▶ Do this: Read the material below. Count the lines containing "JSON" and give that count alone.

#### Records shown

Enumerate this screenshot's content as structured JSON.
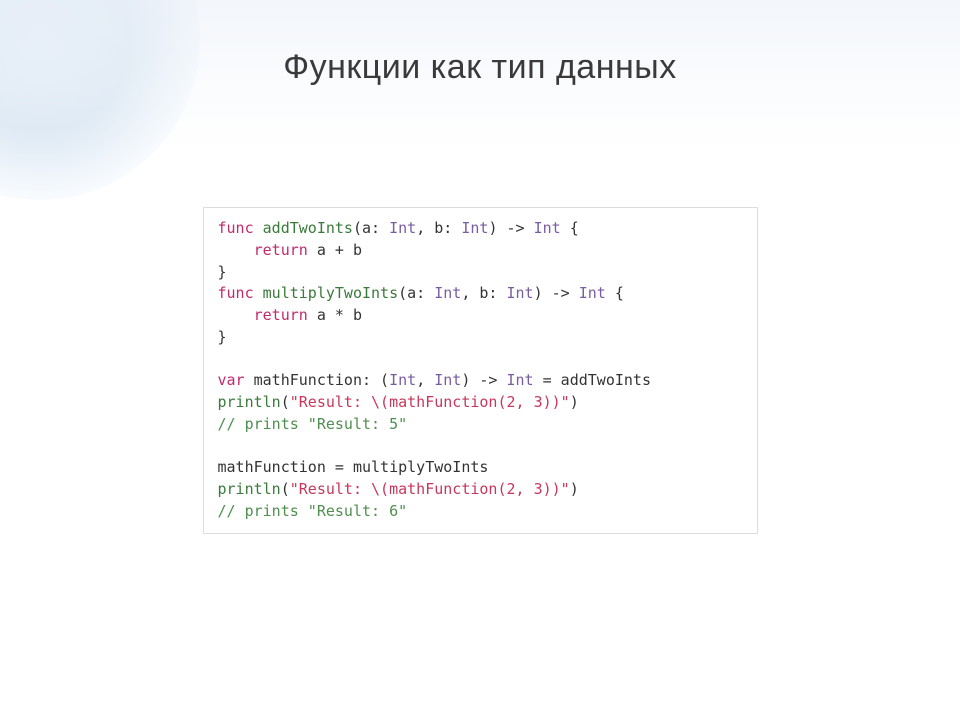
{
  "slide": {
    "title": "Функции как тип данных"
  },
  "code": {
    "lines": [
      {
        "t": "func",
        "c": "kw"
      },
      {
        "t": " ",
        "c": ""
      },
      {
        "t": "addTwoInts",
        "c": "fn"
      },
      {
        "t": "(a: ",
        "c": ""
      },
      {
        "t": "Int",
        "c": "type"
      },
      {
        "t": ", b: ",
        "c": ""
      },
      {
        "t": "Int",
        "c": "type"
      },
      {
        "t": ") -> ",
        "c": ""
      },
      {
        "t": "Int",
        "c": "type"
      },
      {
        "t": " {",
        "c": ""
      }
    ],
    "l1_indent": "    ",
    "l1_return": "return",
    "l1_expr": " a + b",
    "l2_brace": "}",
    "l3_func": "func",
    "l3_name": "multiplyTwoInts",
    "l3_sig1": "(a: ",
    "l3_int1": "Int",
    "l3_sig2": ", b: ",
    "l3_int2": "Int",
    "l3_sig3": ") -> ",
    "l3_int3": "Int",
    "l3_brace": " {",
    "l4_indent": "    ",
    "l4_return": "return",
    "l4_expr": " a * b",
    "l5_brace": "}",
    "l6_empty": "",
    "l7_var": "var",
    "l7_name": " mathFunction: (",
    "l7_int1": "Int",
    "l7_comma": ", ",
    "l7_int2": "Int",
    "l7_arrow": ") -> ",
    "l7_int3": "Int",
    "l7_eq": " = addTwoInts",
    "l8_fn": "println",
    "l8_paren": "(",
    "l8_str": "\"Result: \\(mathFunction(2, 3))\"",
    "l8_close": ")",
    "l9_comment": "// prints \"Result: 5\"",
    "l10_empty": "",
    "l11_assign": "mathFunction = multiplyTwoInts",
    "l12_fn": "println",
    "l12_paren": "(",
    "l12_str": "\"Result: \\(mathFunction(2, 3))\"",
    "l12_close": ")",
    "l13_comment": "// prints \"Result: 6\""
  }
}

########
#### Records shown

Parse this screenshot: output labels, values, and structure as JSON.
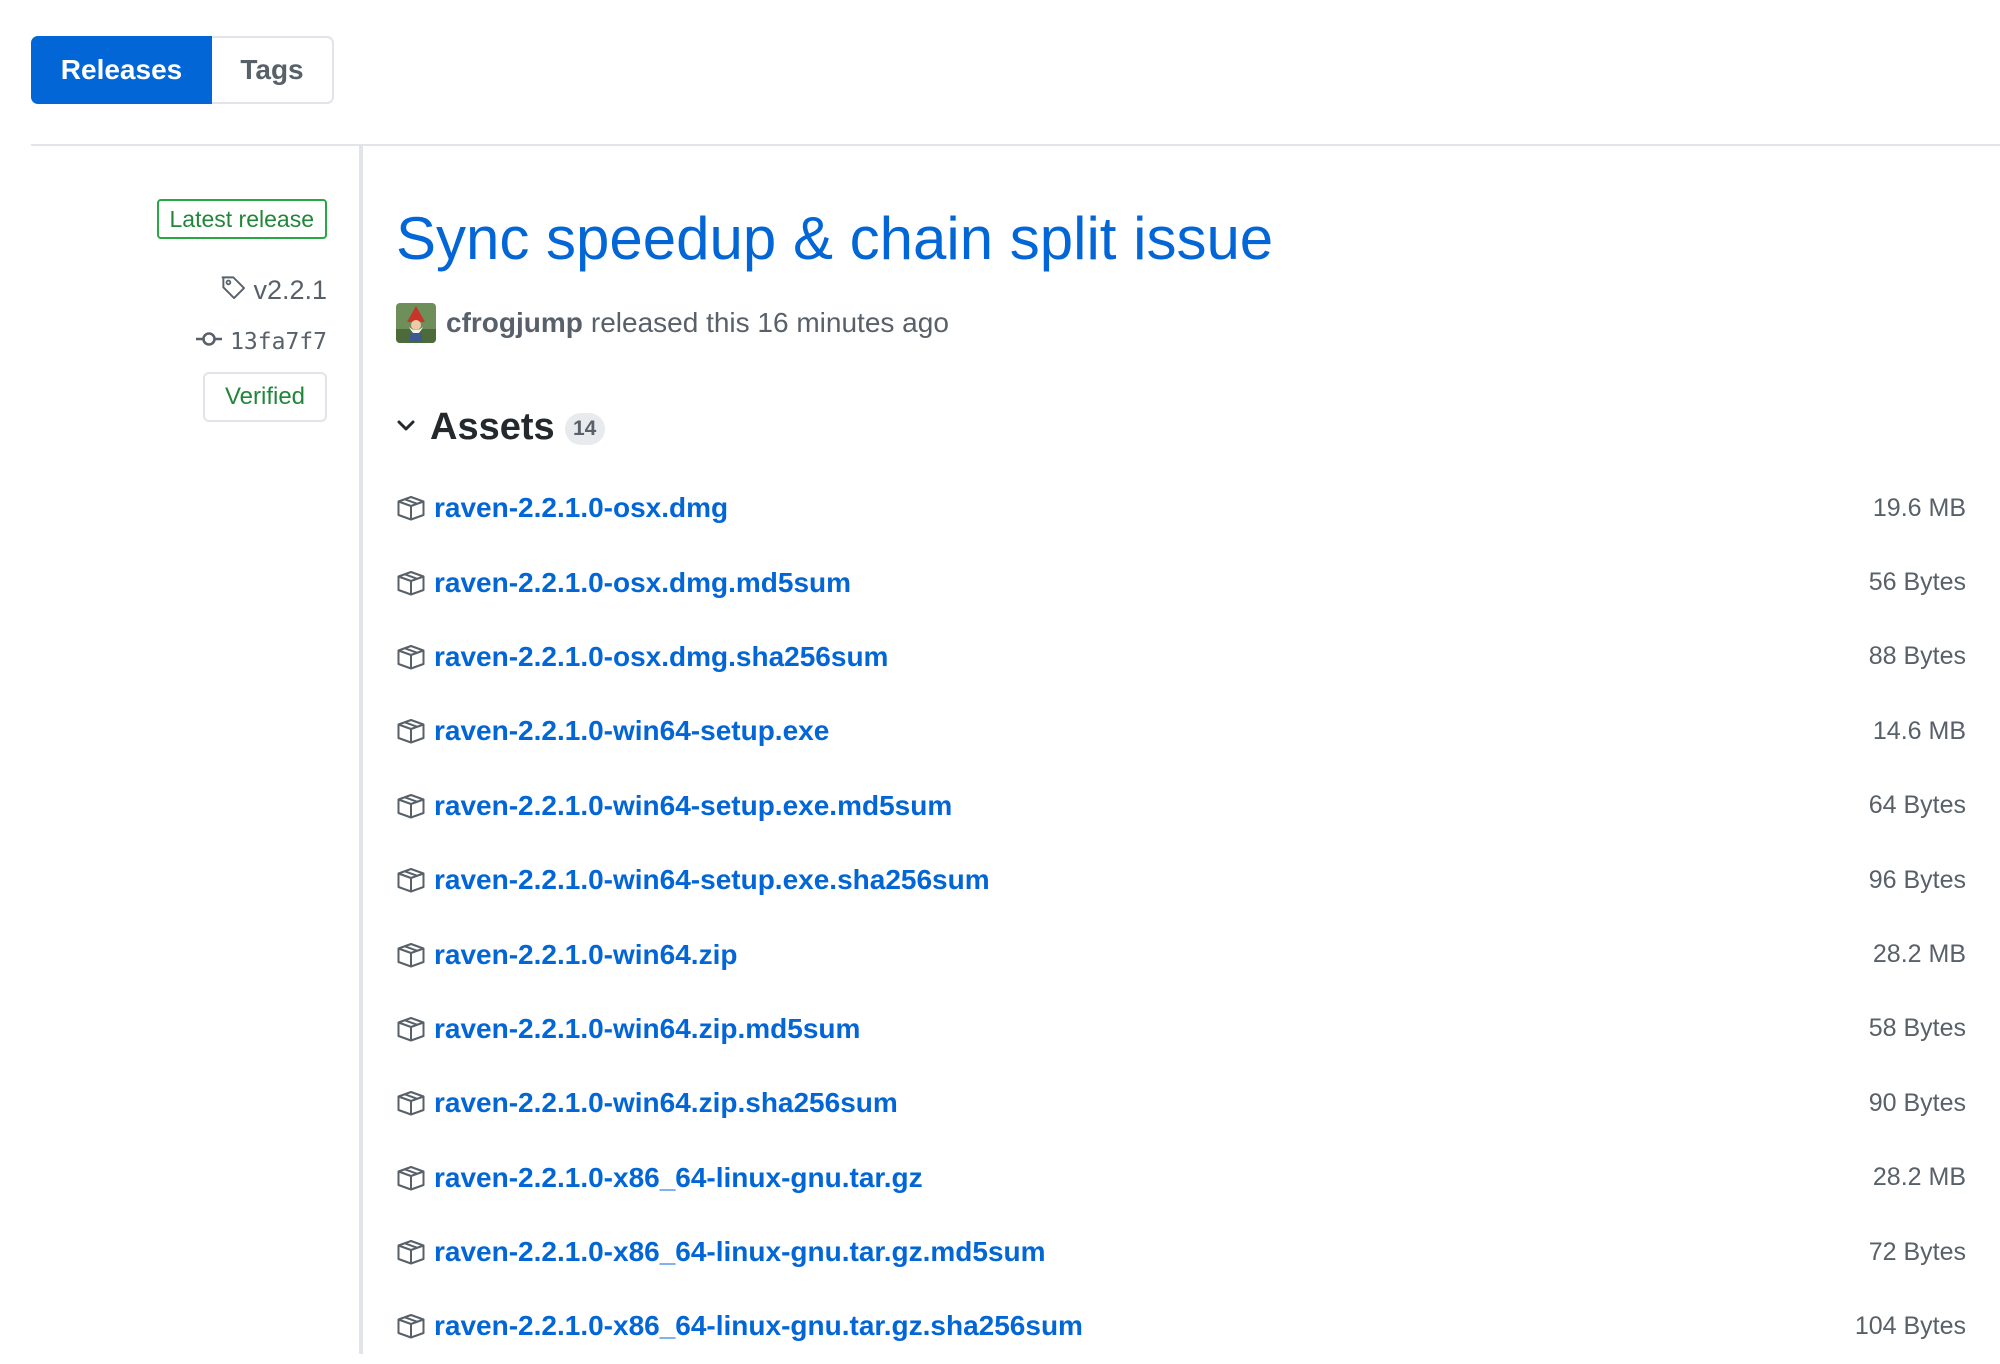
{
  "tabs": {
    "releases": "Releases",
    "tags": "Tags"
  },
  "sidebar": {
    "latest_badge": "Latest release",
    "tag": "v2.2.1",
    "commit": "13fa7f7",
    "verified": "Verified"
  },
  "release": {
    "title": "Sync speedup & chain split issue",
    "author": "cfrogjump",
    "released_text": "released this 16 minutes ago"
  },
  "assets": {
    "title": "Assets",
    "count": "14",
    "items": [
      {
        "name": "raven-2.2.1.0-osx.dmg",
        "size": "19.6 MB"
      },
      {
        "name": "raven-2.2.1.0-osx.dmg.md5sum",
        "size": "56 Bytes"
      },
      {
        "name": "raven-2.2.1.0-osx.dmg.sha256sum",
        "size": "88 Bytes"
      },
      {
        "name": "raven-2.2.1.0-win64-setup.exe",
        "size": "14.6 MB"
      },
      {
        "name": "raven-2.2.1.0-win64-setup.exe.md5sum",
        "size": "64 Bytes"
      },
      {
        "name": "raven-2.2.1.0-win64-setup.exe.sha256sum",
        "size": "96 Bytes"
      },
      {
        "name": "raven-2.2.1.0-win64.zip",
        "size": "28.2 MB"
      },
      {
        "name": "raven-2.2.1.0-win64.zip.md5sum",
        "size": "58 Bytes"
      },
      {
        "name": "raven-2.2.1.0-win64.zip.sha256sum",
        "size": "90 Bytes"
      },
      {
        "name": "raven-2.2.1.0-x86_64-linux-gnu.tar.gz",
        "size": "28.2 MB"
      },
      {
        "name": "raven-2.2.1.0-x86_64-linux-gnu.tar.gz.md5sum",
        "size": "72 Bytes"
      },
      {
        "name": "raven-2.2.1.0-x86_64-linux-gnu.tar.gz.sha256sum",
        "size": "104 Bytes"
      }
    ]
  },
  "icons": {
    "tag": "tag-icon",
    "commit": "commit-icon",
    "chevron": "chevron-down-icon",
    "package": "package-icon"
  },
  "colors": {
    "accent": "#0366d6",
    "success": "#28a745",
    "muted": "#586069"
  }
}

########

▶ Response to this task: 2